Exercise prompt
Collect all lines from the records below that include the word "slapen".

※

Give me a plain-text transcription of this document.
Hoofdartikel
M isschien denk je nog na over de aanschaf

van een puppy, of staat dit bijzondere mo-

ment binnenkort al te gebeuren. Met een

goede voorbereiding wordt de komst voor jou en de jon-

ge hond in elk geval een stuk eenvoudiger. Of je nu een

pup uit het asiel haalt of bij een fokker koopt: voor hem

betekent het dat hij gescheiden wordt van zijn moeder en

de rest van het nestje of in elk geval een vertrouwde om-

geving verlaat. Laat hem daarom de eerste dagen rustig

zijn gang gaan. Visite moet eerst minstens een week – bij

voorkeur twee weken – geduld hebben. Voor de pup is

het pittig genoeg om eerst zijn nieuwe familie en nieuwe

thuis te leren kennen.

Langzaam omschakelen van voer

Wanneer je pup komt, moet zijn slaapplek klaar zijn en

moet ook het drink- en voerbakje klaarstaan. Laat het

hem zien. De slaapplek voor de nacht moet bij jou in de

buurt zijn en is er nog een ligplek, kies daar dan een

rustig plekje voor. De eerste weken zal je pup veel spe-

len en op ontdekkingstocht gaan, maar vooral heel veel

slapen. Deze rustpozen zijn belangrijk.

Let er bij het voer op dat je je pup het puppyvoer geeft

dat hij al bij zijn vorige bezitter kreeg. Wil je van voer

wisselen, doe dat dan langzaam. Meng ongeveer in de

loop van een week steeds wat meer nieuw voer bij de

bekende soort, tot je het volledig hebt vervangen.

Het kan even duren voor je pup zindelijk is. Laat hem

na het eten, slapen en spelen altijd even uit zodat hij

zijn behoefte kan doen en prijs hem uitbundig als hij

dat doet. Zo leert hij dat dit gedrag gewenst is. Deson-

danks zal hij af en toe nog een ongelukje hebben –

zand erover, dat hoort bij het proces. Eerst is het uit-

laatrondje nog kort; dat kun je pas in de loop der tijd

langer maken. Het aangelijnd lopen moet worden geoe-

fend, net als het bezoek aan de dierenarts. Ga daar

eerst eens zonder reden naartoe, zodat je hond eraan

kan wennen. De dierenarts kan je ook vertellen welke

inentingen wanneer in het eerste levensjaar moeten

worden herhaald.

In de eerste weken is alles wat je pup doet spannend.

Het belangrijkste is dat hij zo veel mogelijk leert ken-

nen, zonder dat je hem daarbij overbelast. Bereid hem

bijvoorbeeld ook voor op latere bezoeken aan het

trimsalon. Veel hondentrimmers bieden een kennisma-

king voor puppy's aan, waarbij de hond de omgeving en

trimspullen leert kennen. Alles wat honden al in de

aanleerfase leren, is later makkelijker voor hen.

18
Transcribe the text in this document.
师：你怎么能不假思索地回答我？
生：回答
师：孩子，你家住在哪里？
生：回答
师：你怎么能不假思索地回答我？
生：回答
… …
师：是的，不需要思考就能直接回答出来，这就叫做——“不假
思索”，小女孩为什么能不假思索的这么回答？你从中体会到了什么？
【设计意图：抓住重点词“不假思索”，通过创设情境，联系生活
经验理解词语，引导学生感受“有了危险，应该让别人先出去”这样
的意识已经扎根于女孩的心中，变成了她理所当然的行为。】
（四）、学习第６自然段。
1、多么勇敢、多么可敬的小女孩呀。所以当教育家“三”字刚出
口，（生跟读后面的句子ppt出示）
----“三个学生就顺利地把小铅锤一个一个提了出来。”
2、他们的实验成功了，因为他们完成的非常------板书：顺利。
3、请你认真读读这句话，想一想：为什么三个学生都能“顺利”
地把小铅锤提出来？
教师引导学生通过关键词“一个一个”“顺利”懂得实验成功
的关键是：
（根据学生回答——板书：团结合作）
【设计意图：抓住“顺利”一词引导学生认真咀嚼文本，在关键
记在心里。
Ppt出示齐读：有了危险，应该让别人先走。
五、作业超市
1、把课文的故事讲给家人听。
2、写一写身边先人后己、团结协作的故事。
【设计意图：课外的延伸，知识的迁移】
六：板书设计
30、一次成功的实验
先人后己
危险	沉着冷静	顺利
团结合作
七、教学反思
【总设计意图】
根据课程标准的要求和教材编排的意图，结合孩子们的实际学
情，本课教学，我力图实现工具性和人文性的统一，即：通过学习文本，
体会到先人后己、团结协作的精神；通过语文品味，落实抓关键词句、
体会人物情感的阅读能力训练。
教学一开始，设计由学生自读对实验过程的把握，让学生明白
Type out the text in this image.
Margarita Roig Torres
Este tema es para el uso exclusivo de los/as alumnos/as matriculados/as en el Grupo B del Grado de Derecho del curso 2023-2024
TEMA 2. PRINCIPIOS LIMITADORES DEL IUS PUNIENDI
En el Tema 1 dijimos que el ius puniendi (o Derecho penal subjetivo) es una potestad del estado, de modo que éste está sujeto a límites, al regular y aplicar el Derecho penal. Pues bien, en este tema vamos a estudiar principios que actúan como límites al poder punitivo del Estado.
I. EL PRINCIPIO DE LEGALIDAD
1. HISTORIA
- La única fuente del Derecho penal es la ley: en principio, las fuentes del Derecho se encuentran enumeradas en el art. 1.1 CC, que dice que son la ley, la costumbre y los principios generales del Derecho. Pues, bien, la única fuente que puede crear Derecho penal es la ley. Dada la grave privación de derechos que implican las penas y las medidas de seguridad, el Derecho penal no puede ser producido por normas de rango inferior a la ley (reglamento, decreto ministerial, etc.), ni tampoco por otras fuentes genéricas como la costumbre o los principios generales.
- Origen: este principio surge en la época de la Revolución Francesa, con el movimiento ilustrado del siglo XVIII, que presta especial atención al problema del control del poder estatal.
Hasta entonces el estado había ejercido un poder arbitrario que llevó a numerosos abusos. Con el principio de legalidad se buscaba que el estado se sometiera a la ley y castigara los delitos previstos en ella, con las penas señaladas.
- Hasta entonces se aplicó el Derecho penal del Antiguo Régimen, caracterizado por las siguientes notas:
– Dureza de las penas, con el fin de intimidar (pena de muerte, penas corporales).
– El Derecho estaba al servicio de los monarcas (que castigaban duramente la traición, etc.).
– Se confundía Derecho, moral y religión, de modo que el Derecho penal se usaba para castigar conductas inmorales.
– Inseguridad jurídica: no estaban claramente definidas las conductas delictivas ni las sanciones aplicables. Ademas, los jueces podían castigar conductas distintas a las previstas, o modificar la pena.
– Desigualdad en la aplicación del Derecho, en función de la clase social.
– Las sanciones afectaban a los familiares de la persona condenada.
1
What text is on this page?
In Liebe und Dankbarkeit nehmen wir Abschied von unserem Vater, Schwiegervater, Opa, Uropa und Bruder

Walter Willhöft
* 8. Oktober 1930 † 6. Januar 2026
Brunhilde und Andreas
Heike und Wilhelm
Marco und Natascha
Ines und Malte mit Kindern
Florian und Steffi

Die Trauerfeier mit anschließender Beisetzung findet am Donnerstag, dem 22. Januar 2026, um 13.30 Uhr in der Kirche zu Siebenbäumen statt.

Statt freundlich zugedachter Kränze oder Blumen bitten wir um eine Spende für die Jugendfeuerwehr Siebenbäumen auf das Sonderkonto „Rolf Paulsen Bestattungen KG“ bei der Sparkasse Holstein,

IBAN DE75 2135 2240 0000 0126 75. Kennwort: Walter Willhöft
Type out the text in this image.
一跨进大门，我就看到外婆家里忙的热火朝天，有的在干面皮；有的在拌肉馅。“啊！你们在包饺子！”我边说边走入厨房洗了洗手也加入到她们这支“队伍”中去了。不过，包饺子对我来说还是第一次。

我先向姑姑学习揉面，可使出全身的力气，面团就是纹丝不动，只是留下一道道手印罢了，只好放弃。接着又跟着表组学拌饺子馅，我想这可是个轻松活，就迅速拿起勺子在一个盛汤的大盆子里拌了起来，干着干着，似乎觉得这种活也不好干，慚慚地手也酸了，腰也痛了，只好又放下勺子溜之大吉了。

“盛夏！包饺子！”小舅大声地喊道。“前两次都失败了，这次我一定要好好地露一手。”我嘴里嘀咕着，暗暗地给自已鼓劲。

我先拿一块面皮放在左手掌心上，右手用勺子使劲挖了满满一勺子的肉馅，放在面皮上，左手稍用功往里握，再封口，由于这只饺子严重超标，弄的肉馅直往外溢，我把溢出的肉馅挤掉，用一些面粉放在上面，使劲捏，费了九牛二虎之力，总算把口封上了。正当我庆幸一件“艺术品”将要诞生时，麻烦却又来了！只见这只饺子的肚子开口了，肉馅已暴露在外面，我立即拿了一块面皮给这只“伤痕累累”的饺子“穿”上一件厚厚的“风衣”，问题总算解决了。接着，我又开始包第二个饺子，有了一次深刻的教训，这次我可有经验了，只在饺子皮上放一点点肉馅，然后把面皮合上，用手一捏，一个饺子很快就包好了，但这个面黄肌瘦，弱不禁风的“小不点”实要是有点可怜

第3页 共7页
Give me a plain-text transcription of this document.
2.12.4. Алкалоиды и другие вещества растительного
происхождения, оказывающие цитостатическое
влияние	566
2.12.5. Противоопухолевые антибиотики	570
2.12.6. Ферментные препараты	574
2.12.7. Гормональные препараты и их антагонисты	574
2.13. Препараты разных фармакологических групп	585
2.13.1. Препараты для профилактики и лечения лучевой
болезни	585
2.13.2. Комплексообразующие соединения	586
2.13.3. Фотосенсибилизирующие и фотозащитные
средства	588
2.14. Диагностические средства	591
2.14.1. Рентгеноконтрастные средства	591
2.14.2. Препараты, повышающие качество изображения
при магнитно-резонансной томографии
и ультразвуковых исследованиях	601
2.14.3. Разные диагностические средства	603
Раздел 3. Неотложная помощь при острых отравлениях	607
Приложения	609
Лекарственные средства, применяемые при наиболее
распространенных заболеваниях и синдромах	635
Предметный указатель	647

※

Result for this exercise
slapen. Deze rustpozen zijn belangrijk.
na het eten, slapen en spelen altijd even uit zodat hij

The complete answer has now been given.